Do this:
In the listing that follows, count each line where the word "name" appears; write nothing but the count.

Extracts from a graphics dataset:
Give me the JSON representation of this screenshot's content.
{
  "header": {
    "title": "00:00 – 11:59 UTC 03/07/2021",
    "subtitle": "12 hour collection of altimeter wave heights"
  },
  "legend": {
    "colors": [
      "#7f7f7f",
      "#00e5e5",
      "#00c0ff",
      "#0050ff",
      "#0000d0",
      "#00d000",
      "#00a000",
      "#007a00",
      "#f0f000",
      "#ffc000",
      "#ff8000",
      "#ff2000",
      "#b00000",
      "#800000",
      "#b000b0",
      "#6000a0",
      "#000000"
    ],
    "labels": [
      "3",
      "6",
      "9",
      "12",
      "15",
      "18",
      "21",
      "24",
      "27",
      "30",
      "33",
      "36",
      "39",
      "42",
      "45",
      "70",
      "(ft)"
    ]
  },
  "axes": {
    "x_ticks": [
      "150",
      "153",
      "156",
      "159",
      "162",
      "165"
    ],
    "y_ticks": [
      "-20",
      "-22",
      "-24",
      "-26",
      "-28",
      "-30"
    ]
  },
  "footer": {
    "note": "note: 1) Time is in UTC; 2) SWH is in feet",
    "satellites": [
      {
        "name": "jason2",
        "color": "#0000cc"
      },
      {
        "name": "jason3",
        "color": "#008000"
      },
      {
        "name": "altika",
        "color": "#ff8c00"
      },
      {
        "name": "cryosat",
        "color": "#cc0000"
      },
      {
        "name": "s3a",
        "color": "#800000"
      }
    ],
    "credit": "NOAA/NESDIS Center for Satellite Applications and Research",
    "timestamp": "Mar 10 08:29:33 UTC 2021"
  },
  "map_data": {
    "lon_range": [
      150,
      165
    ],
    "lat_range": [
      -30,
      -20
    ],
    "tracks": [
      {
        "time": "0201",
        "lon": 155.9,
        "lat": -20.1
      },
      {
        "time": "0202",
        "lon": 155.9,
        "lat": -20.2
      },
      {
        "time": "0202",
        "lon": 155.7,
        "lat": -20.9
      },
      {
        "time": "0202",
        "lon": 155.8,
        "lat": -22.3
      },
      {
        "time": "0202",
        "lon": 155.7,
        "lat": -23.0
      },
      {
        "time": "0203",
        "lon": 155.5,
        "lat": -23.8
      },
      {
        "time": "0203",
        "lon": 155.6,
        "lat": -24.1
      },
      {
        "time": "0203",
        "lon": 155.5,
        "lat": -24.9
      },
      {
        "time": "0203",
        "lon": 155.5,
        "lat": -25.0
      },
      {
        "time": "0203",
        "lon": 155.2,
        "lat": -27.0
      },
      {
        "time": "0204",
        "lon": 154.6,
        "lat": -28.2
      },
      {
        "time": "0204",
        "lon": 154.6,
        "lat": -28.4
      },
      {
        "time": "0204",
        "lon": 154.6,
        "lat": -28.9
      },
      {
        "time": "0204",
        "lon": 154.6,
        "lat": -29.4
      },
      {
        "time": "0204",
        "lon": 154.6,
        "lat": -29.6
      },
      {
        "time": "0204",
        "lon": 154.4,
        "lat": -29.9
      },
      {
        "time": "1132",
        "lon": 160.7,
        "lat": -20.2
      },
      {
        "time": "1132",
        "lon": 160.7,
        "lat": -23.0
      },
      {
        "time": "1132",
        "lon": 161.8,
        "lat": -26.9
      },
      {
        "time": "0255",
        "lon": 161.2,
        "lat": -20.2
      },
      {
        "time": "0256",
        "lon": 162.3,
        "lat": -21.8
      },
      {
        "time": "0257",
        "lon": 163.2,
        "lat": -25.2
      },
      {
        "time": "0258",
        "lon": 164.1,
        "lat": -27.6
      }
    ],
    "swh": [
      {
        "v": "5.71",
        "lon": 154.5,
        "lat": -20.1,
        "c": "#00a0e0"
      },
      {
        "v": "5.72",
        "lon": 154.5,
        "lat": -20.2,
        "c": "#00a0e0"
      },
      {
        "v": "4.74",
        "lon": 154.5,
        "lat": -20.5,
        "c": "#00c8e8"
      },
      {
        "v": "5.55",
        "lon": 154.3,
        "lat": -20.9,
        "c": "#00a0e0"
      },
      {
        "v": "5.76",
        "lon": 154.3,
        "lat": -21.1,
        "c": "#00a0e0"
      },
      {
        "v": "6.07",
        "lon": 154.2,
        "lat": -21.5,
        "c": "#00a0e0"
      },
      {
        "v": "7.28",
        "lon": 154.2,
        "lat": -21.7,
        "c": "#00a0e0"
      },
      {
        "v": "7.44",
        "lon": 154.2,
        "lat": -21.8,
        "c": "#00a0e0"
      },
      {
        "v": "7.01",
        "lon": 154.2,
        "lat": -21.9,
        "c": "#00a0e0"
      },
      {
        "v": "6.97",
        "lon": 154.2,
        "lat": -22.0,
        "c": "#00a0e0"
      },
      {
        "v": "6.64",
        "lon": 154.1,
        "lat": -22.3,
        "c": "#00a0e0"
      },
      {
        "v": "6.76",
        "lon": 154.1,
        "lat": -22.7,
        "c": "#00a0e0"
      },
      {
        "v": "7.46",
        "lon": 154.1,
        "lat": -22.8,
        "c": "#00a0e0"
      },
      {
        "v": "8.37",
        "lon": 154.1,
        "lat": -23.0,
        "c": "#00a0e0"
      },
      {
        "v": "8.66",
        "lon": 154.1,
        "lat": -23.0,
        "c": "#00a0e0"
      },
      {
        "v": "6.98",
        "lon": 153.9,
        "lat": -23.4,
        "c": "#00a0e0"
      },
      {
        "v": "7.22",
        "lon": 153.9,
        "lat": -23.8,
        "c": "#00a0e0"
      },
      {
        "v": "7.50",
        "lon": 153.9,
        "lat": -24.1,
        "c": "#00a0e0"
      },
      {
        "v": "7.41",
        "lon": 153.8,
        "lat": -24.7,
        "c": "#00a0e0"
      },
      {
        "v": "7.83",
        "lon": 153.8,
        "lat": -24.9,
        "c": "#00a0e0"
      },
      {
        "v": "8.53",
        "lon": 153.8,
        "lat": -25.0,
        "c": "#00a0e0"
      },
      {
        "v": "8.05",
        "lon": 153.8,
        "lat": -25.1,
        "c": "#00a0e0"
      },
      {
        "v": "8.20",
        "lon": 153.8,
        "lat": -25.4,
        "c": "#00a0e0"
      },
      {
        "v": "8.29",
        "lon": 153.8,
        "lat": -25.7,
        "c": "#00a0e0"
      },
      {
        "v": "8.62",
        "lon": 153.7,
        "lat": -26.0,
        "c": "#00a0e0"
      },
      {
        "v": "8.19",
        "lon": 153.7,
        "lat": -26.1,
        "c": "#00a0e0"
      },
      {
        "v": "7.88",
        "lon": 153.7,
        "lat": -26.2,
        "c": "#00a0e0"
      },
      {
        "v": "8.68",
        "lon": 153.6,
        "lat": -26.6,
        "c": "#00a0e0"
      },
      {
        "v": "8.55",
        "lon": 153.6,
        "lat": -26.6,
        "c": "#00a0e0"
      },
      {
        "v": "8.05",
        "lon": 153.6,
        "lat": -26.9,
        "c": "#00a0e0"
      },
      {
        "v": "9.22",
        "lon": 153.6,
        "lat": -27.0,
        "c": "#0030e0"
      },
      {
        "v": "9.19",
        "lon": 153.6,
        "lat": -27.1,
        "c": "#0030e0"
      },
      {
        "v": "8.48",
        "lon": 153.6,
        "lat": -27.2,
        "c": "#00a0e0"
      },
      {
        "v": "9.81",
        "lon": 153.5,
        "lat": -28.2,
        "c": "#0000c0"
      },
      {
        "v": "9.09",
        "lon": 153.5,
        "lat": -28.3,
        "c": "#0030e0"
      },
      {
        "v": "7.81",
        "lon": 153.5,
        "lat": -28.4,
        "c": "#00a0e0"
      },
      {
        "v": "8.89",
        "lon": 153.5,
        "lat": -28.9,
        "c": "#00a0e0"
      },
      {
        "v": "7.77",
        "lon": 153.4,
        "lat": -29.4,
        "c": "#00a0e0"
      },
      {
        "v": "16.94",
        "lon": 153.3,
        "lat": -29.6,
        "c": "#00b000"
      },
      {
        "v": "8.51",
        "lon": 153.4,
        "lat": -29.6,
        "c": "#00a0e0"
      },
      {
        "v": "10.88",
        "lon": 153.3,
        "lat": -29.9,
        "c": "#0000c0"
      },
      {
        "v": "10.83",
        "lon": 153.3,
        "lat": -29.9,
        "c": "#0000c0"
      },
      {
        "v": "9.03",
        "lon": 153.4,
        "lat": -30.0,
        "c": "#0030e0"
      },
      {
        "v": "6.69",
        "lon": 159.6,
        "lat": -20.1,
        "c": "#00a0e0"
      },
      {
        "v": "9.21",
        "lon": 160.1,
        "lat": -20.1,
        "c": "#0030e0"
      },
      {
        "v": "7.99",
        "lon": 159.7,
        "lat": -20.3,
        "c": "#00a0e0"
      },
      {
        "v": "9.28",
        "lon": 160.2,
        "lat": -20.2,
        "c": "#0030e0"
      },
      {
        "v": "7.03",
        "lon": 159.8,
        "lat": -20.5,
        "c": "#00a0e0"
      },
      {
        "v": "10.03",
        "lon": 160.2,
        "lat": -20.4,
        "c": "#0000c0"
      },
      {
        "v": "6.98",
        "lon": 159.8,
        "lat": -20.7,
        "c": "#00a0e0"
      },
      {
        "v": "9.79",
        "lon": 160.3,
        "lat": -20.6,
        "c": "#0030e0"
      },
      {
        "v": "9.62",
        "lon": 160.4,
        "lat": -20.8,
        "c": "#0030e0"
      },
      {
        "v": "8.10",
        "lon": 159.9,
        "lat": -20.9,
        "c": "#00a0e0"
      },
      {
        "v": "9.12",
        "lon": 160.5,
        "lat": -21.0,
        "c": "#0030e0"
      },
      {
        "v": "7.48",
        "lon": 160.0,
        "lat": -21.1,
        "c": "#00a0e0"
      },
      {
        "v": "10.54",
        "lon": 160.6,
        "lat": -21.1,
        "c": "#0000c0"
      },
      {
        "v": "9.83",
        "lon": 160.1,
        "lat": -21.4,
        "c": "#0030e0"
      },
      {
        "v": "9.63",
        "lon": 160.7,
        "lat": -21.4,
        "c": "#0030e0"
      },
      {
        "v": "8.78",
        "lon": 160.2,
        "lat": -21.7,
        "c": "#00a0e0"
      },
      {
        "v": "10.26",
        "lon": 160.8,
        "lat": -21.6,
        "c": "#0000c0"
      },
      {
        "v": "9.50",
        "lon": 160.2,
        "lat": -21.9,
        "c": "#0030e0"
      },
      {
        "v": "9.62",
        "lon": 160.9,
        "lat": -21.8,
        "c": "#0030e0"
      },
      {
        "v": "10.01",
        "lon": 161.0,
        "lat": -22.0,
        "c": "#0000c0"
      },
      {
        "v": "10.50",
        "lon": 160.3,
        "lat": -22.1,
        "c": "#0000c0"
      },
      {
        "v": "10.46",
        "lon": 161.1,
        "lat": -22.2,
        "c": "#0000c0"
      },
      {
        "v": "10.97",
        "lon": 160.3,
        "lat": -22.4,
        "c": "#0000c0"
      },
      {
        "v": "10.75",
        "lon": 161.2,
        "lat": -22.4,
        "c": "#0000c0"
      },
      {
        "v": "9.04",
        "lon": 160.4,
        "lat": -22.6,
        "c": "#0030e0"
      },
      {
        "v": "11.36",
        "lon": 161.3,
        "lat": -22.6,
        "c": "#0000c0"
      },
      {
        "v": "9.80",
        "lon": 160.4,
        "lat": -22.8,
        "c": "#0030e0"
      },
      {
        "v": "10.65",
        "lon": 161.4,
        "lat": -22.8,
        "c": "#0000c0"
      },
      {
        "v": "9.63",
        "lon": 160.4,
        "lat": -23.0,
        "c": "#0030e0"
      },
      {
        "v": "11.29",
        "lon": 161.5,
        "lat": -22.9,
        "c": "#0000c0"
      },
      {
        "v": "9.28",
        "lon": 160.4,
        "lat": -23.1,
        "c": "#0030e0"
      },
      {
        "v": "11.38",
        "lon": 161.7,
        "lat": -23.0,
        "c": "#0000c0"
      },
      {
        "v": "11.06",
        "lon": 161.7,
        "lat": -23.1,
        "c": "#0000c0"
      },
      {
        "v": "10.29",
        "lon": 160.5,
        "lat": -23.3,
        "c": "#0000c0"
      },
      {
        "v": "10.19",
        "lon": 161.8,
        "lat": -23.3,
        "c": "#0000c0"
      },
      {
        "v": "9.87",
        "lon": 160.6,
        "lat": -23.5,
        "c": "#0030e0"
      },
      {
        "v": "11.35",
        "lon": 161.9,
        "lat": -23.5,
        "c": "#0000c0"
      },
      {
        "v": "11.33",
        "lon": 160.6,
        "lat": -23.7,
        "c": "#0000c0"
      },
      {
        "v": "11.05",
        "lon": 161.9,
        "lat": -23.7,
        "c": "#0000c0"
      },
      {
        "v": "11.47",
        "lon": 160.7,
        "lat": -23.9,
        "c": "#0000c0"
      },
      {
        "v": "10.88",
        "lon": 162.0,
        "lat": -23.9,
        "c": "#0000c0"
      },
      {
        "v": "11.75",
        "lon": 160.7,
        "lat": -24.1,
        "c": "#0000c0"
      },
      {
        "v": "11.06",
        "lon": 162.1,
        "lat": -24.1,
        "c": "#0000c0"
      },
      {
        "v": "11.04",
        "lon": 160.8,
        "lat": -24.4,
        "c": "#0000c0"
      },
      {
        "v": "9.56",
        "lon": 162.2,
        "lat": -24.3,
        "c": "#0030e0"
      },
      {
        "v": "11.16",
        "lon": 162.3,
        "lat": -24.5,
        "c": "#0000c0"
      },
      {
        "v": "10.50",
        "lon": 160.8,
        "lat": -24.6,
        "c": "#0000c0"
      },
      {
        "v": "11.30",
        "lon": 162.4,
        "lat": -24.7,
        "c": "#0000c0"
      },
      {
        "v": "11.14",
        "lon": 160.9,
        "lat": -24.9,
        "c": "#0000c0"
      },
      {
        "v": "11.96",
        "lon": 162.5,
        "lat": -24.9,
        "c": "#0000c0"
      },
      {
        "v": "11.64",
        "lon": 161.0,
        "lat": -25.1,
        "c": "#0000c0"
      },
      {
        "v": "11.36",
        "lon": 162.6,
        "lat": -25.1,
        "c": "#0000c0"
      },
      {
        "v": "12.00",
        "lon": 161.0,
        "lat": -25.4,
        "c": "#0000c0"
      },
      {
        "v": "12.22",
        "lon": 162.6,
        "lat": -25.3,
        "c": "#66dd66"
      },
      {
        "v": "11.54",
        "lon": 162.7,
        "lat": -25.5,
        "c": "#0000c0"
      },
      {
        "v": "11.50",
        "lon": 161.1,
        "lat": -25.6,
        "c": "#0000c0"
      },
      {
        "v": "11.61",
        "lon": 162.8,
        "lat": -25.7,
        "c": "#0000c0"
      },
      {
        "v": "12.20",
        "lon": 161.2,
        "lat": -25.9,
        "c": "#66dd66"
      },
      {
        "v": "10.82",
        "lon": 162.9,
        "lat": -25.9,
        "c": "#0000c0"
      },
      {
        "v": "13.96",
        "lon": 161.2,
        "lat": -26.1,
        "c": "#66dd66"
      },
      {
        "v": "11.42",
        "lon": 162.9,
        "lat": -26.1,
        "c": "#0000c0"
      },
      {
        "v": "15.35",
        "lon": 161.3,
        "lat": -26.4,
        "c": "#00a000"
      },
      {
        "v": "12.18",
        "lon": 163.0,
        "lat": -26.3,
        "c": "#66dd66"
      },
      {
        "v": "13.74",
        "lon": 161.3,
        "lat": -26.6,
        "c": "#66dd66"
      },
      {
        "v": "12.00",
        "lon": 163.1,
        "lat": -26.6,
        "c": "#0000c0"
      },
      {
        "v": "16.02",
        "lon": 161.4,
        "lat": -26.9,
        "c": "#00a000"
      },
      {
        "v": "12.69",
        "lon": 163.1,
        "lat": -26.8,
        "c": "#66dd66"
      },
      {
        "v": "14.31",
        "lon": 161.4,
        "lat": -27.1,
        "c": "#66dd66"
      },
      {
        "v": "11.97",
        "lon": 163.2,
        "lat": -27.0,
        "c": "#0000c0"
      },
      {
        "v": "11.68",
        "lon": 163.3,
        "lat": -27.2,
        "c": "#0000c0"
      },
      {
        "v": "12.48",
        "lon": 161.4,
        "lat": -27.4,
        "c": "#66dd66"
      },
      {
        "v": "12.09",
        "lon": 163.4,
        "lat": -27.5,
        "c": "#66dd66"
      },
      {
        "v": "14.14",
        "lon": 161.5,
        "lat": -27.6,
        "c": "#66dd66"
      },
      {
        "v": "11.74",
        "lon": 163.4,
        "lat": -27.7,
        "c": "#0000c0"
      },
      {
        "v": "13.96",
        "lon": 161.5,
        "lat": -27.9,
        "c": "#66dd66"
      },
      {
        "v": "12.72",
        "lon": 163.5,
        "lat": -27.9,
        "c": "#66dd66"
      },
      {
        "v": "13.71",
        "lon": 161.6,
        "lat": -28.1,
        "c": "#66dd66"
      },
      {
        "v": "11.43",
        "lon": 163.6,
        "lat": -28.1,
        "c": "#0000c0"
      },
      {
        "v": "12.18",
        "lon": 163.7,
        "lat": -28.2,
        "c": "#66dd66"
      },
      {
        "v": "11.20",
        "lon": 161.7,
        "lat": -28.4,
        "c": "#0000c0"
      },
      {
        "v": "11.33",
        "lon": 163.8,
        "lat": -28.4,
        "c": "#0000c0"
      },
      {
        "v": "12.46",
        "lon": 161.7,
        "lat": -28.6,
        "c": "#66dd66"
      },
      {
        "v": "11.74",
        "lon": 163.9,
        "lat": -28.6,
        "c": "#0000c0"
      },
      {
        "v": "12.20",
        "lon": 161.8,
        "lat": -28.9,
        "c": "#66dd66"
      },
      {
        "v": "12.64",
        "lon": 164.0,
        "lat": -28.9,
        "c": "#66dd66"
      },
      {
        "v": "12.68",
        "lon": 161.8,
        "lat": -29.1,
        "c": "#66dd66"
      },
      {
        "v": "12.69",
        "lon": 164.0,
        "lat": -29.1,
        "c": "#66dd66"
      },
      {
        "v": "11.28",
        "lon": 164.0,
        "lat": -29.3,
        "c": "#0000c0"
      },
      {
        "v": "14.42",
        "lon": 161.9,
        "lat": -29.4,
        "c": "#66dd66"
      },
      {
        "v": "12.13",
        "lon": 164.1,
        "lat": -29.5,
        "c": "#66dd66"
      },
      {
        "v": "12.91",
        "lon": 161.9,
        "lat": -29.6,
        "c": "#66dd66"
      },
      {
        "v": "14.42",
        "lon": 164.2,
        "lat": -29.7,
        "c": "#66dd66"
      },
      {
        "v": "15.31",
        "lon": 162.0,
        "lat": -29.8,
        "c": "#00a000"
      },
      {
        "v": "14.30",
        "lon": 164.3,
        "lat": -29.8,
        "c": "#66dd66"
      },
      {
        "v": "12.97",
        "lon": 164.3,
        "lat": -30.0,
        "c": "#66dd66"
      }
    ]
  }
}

Written solution:
5